To be done: Scan the records below for lines with the word "уровень", then state how many you find and nothing else.

===== Supplied material

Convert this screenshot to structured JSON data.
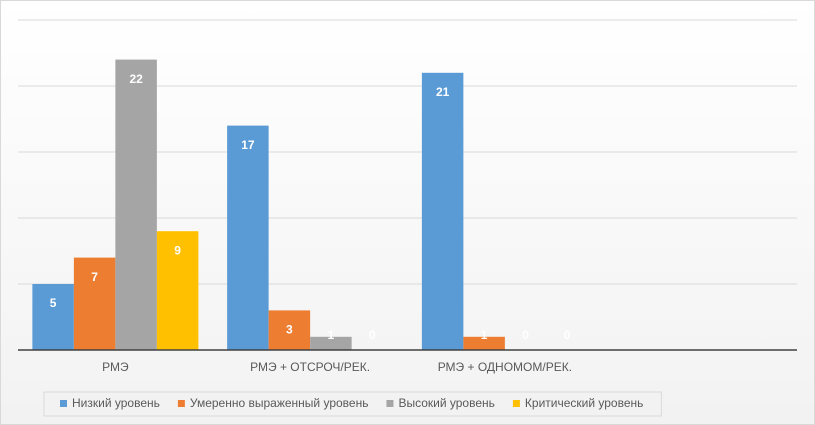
{
  "chart_data": {
    "type": "bar",
    "categories": [
      "РМЭ",
      "РМЭ + ОТСРОЧ/РЕК.",
      "РМЭ + ОДНОМОМ/РЕК.",
      null
    ],
    "series": [
      {
        "name": "Низкий уровень",
        "color": "#5b9bd5",
        "values": [
          5,
          17,
          21,
          null
        ]
      },
      {
        "name": "Умеренно выраженный уровень",
        "color": "#ed7d31",
        "values": [
          7,
          3,
          1,
          null
        ]
      },
      {
        "name": "Высокий уровень",
        "color": "#a5a5a5",
        "values": [
          22,
          1,
          0,
          null
        ]
      },
      {
        "name": "Критический уровень",
        "color": "#ffc000",
        "values": [
          9,
          0,
          0,
          null
        ]
      }
    ],
    "ylim": [
      0,
      25
    ],
    "yticks": [
      0,
      5,
      10,
      15,
      20,
      25
    ],
    "grid": true,
    "legend": "bottom"
  }
}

==========

In response: 4